_Task details_
Exactly reproduce the lines from the line containing "Read out every word on this page." to the end of the data below, inclusive, and nothing else.

_Stored records_
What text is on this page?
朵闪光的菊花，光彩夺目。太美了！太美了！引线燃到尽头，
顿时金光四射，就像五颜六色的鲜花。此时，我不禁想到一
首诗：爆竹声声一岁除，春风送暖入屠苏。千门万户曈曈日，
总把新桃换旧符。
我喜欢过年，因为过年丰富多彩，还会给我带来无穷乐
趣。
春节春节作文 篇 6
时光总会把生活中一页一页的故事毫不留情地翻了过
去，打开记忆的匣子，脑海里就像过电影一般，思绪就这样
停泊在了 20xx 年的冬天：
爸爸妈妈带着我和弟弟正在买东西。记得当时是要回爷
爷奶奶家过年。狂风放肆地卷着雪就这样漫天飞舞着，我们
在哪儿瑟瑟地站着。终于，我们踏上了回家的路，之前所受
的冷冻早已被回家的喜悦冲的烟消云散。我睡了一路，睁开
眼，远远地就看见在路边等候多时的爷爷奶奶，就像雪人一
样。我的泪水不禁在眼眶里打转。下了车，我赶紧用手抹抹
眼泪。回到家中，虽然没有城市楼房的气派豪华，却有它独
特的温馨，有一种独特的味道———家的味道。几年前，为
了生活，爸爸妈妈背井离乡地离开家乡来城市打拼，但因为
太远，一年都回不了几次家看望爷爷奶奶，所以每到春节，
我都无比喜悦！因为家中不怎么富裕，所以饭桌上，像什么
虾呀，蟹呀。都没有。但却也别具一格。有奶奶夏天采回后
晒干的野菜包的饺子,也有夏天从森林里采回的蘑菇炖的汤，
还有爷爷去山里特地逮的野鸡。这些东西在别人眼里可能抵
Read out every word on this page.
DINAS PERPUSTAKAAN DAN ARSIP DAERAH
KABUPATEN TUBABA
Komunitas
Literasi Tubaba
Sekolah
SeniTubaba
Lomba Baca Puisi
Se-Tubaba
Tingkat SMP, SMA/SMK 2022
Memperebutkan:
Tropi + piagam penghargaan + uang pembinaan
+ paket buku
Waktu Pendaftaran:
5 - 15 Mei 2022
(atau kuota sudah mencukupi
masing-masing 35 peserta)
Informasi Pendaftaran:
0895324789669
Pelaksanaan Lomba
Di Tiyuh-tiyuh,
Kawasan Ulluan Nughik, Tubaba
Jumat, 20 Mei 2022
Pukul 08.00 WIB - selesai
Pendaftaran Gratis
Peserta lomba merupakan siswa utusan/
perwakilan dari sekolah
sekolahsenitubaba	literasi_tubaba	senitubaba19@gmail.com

_Written answer_
Read out every word on this page.
DINAS PERPUSTAKAAN DAN ARSIP DAERAH
KABUPATEN TUBABA
Komunitas
Literasi Tubaba
Sekolah
SeniTubaba
Lomba Baca Puisi
Se-Tubaba
Tingkat SMP, SMA/SMK 2022
Memperebutkan:
Tropi + piagam penghargaan + uang pembinaan
+ paket buku
Waktu Pendaftaran:
5 - 15 Mei 2022
(atau kuota sudah mencukupi
masing-masing 35 peserta)
Informasi Pendaftaran:
0895324789669
Pelaksanaan Lomba
Di Tiyuh-tiyuh,
Kawasan Ulluan Nughik, Tubaba
Jumat, 20 Mei 2022
Pukul 08.00 WIB - selesai
Pendaftaran Gratis
Peserta lomba merupakan siswa utusan/
perwakilan dari sekolah
sekolahsenitubaba	literasi_tubaba	senitubaba19@gmail.com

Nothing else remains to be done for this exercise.